_PROBLEM TO SOLVE:_ Scan the lines and state how many carry "panel". Leave out everything but the number.

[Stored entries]
[START]
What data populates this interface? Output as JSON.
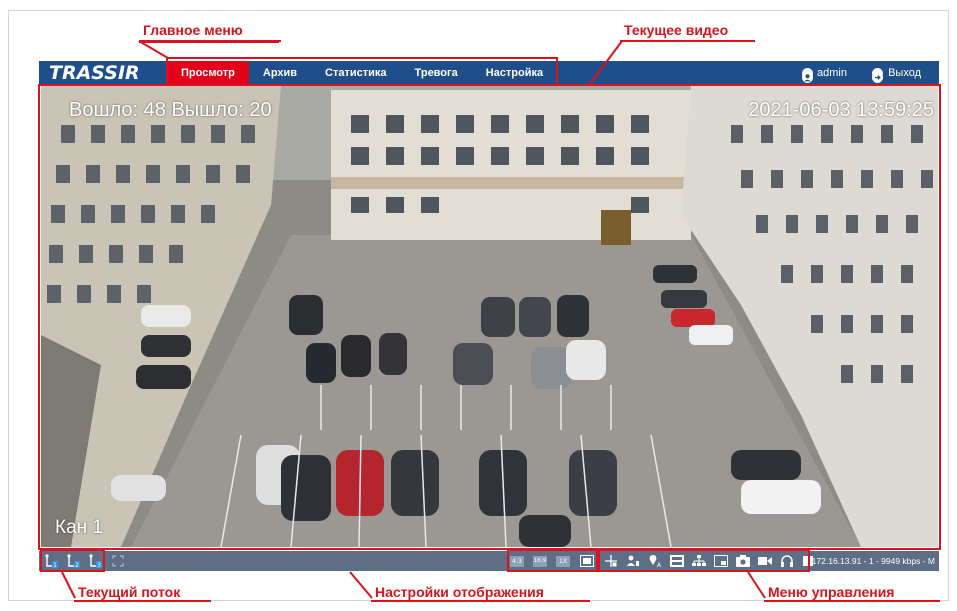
{
  "annotations": {
    "main_menu": "Главное меню",
    "current_video": "Текущее видео",
    "current_stream": "Текущий поток",
    "display_settings": "Настройки отображения",
    "control_menu": "Меню управления"
  },
  "navbar": {
    "logo": "TRASSIR",
    "menu": [
      {
        "label": "Просмотр",
        "active": true
      },
      {
        "label": "Архив",
        "active": false
      },
      {
        "label": "Статистика",
        "active": false
      },
      {
        "label": "Тревога",
        "active": false
      },
      {
        "label": "Настройка",
        "active": false
      }
    ],
    "user": "admin",
    "logout": "Выход"
  },
  "video": {
    "counter": "Вошло: 48  Вышло: 20",
    "timestamp": "2021-06-03 13:59:25",
    "channel": "Кан 1"
  },
  "toolbar": {
    "stream_buttons": [
      "stream-1-icon",
      "stream-2-icon",
      "stream-3-icon"
    ],
    "aspect_buttons": [
      "4:3",
      "16:9",
      "1X"
    ],
    "status": "172.16.13.91 - 1 - 9949 kbps - M"
  },
  "colors": {
    "navbar": "#1f4f8a",
    "active_menu": "#e3001b",
    "toolbar": "#5d6f85",
    "annotation": "#d9141e"
  }
}
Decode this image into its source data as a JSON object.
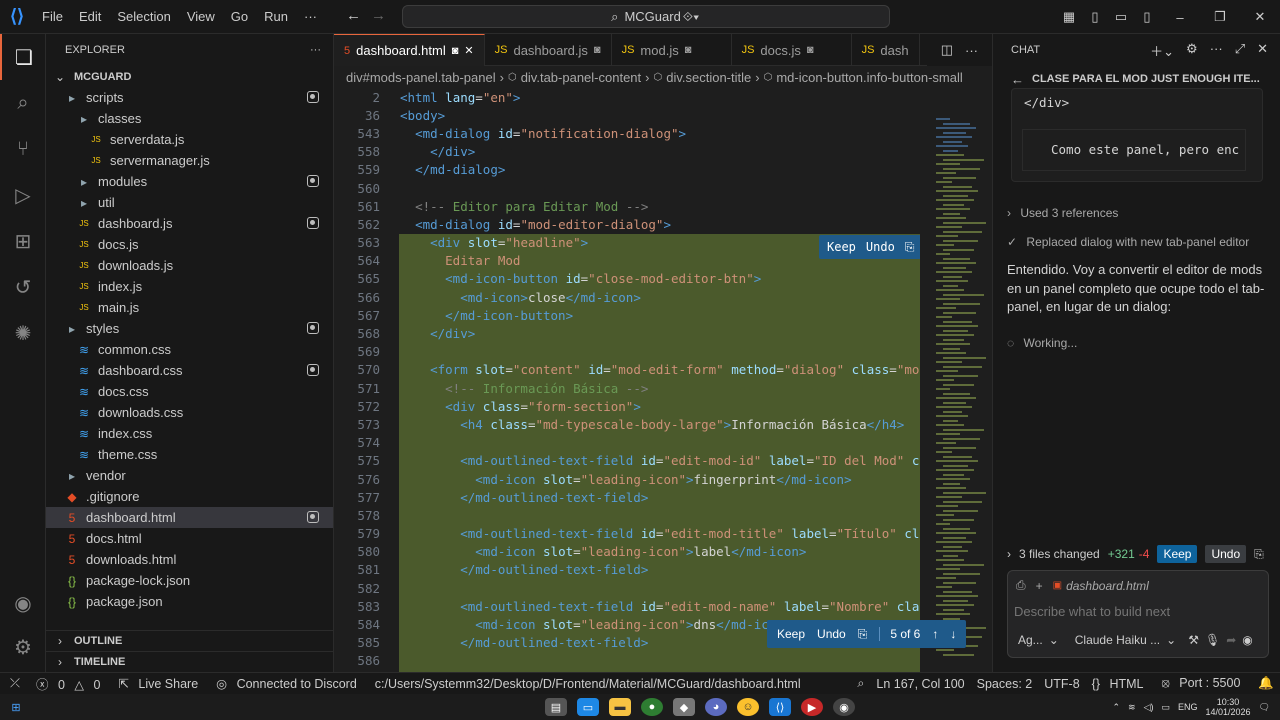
{
  "menu": [
    "File",
    "Edit",
    "Selection",
    "View",
    "Go",
    "Run",
    "···"
  ],
  "command_center": "MCGuard",
  "explorer": {
    "title": "EXPLORER",
    "root": "MCGUARD",
    "items": [
      {
        "name": "scripts",
        "kind": "folder",
        "depth": 1,
        "modified": true
      },
      {
        "name": "classes",
        "kind": "folder",
        "depth": 2,
        "modified": false
      },
      {
        "name": "serverdata.js",
        "kind": "js",
        "depth": 3,
        "modified": false
      },
      {
        "name": "servermanager.js",
        "kind": "js",
        "depth": 3,
        "modified": false
      },
      {
        "name": "modules",
        "kind": "folder",
        "depth": 2,
        "modified": true
      },
      {
        "name": "util",
        "kind": "folder",
        "depth": 2,
        "modified": false
      },
      {
        "name": "dashboard.js",
        "kind": "js",
        "depth": 2,
        "modified": true
      },
      {
        "name": "docs.js",
        "kind": "js",
        "depth": 2,
        "modified": false
      },
      {
        "name": "downloads.js",
        "kind": "js",
        "depth": 2,
        "modified": false
      },
      {
        "name": "index.js",
        "kind": "js",
        "depth": 2,
        "modified": false
      },
      {
        "name": "main.js",
        "kind": "js",
        "depth": 2,
        "modified": false
      },
      {
        "name": "styles",
        "kind": "folder",
        "depth": 1,
        "modified": true
      },
      {
        "name": "common.css",
        "kind": "css",
        "depth": 2,
        "modified": false
      },
      {
        "name": "dashboard.css",
        "kind": "css",
        "depth": 2,
        "modified": true
      },
      {
        "name": "docs.css",
        "kind": "css",
        "depth": 2,
        "modified": false
      },
      {
        "name": "downloads.css",
        "kind": "css",
        "depth": 2,
        "modified": false
      },
      {
        "name": "index.css",
        "kind": "css",
        "depth": 2,
        "modified": false
      },
      {
        "name": "theme.css",
        "kind": "css",
        "depth": 2,
        "modified": false
      },
      {
        "name": "vendor",
        "kind": "folder",
        "depth": 1,
        "modified": false
      },
      {
        "name": ".gitignore",
        "kind": "git",
        "depth": 1,
        "modified": false
      },
      {
        "name": "dashboard.html",
        "kind": "html",
        "depth": 1,
        "modified": true,
        "selected": true
      },
      {
        "name": "docs.html",
        "kind": "html",
        "depth": 1,
        "modified": false
      },
      {
        "name": "downloads.html",
        "kind": "html",
        "depth": 1,
        "modified": false
      },
      {
        "name": "package-lock.json",
        "kind": "json",
        "depth": 1,
        "modified": false
      },
      {
        "name": "package.json",
        "kind": "json",
        "depth": 1,
        "modified": false
      }
    ],
    "outline": "OUTLINE",
    "timeline": "TIMELINE"
  },
  "tabs": [
    {
      "label": "dashboard.html",
      "kind": "html",
      "active": true
    },
    {
      "label": "dashboard.js",
      "kind": "js",
      "active": false
    },
    {
      "label": "mod.js",
      "kind": "js",
      "active": false
    },
    {
      "label": "docs.js",
      "kind": "js",
      "active": false
    },
    {
      "label": "dash",
      "kind": "js",
      "active": false
    }
  ],
  "breadcrumbs": [
    "div#mods-panel.tab-panel",
    "div.tab-panel-content",
    "div.section-title",
    "md-icon-button.info-button-small"
  ],
  "code_lines": [
    {
      "n": "2",
      "h": "<span class=tg>&lt;html</span> <span class=at>lang</span>=<span class=st>\"en\"</span><span class=tg>&gt;</span>",
      "i": 0
    },
    {
      "n": "36",
      "h": "<span class=tg>&lt;body&gt;</span>",
      "i": 0
    },
    {
      "n": "543",
      "h": "  <span class=tg>&lt;md-dialog</span> <span class=at>id</span>=<span class=st>\"notification-dialog\"</span><span class=tg>&gt;</span>",
      "i": 0
    },
    {
      "n": "558",
      "h": "    <span class=tg>&lt;/div&gt;</span>",
      "i": 0
    },
    {
      "n": "559",
      "h": "  <span class=tg>&lt;/md-dialog&gt;</span>",
      "i": 0
    },
    {
      "n": "560",
      "h": "",
      "i": 1
    },
    {
      "n": "561",
      "h": "  <span class=tgy>&lt;!--</span> <span class=cm>Editor para Editar Mod</span> <span class=tgy>--&gt;</span>",
      "i": 1
    },
    {
      "n": "562",
      "h": "  <span class=tg>&lt;md-dialog</span> <span class=at>id</span>=<span class=st>\"mod-editor-dialog\"</span><span class=tg>&gt;</span>",
      "i": 1
    },
    {
      "n": "563",
      "h": "    <span class=tg>&lt;div</span> <span class=at>slot</span>=<span class=st>\"headline\"</span><span class=tg>&gt;</span>",
      "i": 1
    },
    {
      "n": "564",
      "h": "      <span class=st>Editar Mod</span>",
      "i": 1
    },
    {
      "n": "565",
      "h": "      <span class=tg>&lt;md-icon-button</span> <span class=at>id</span>=<span class=st>\"close-mod-editor-btn\"</span><span class=tg>&gt;</span>",
      "i": 1
    },
    {
      "n": "566",
      "h": "        <span class=tg>&lt;md-icon&gt;</span><span class=tx>close</span><span class=tg>&lt;/md-icon&gt;</span>",
      "i": 1
    },
    {
      "n": "567",
      "h": "      <span class=tg>&lt;/md-icon-button&gt;</span>",
      "i": 1
    },
    {
      "n": "568",
      "h": "    <span class=tg>&lt;/div&gt;</span>",
      "i": 1
    },
    {
      "n": "569",
      "h": "",
      "i": 1
    },
    {
      "n": "570",
      "h": "    <span class=tg>&lt;form</span> <span class=at>slot</span>=<span class=st>\"content\"</span> <span class=at>id</span>=<span class=st>\"mod-edit-form\"</span> <span class=at>method</span>=<span class=st>\"dialog\"</span> <span class=at>class</span>=<span class=st>\"mod-</span>",
      "i": 1
    },
    {
      "n": "571",
      "h": "      <span class=tgy>&lt;!--</span> <span class=cm>Información Básica</span> <span class=tgy>--&gt;</span>",
      "i": 1
    },
    {
      "n": "572",
      "h": "      <span class=tg>&lt;div</span> <span class=at>class</span>=<span class=st>\"form-section\"</span><span class=tg>&gt;</span>",
      "i": 1
    },
    {
      "n": "573",
      "h": "        <span class=tg>&lt;h4</span> <span class=at>class</span>=<span class=st>\"md-typescale-body-large\"</span><span class=tg>&gt;</span><span class=tx>Información Básica</span><span class=tg>&lt;/h4&gt;</span>",
      "i": 1
    },
    {
      "n": "574",
      "h": "",
      "i": 1
    },
    {
      "n": "575",
      "h": "        <span class=tg>&lt;md-outlined-text-field</span> <span class=at>id</span>=<span class=st>\"edit-mod-id\"</span> <span class=at>label</span>=<span class=st>\"ID del Mod\"</span> <span class=at>cla</span>",
      "i": 1
    },
    {
      "n": "576",
      "h": "          <span class=tg>&lt;md-icon</span> <span class=at>slot</span>=<span class=st>\"leading-icon\"</span><span class=tg>&gt;</span><span class=tx>fingerprint</span><span class=tg>&lt;/md-icon&gt;</span>",
      "i": 1
    },
    {
      "n": "577",
      "h": "        <span class=tg>&lt;/md-outlined-text-field&gt;</span>",
      "i": 1
    },
    {
      "n": "578",
      "h": "",
      "i": 1
    },
    {
      "n": "579",
      "h": "        <span class=tg>&lt;md-outlined-text-field</span> <span class=at>id</span>=<span class=st>\"edit-mod-title\"</span> <span class=at>label</span>=<span class=st>\"Título\"</span> <span class=at>clas</span>",
      "i": 1
    },
    {
      "n": "580",
      "h": "          <span class=tg>&lt;md-icon</span> <span class=at>slot</span>=<span class=st>\"leading-icon\"</span><span class=tg>&gt;</span><span class=tx>label</span><span class=tg>&lt;/md-icon&gt;</span>",
      "i": 1
    },
    {
      "n": "581",
      "h": "        <span class=tg>&lt;/md-outlined-text-field&gt;</span>",
      "i": 1
    },
    {
      "n": "582",
      "h": "",
      "i": 1
    },
    {
      "n": "583",
      "h": "        <span class=tg>&lt;md-outlined-text-field</span> <span class=at>id</span>=<span class=st>\"edit-mod-name\"</span> <span class=at>label</span>=<span class=st>\"Nombre\"</span> <span class=at>class</span>",
      "i": 1
    },
    {
      "n": "584",
      "h": "          <span class=tg>&lt;md-icon</span> <span class=at>slot</span>=<span class=st>\"leading-icon\"</span><span class=tg>&gt;</span><span class=tx>dns</span><span class=tg>&lt;/md-ico</span>",
      "i": 1
    },
    {
      "n": "585",
      "h": "        <span class=tg>&lt;/md-outlined-text-field&gt;</span>",
      "i": 1
    },
    {
      "n": "586",
      "h": "",
      "i": 1
    }
  ],
  "inline_actions": {
    "keep": "Keep",
    "undo": "Undo",
    "counter": "5 of 6"
  },
  "chat": {
    "header": "CHAT",
    "title": "CLASE PARA EL MOD JUST ENOUGH ITE...",
    "code_close_div": "</div>",
    "code_line": "Como este panel, pero enc",
    "used_refs": "Used 3 references",
    "replaced": "Replaced dialog with new tab-panel editor",
    "message": "Entendido. Voy a convertir el editor de mods en un panel completo que ocupe todo el tab-panel, en lugar de un dialog:",
    "working": "Working...",
    "files_changed": "3 files changed",
    "added": "+321",
    "removed": "-4",
    "attached_file": "dashboard.html",
    "placeholder": "Describe what to build next",
    "agent": "Ag...",
    "model": "Claude Haiku ..."
  },
  "status": {
    "errors": "0",
    "warnings": "0",
    "live_share": "Live Share",
    "discord": "Connected to Discord",
    "path": "c:/Users/Systemm32/Desktop/D/Frontend/Material/MCGuard/dashboard.html",
    "position": "Ln 167, Col 100",
    "spaces": "Spaces: 2",
    "encoding": "UTF-8",
    "language": "HTML",
    "port": "Port : 5500"
  },
  "taskbar": {
    "lang": "ENG",
    "time": "10:30",
    "date": "14/01/2026"
  },
  "colors": {
    "accent": "#e8663c",
    "added_bg": "#4b5a2c",
    "keep_btn": "#0e639c"
  }
}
[END]
_EXERCISE SOLUTION:_ 5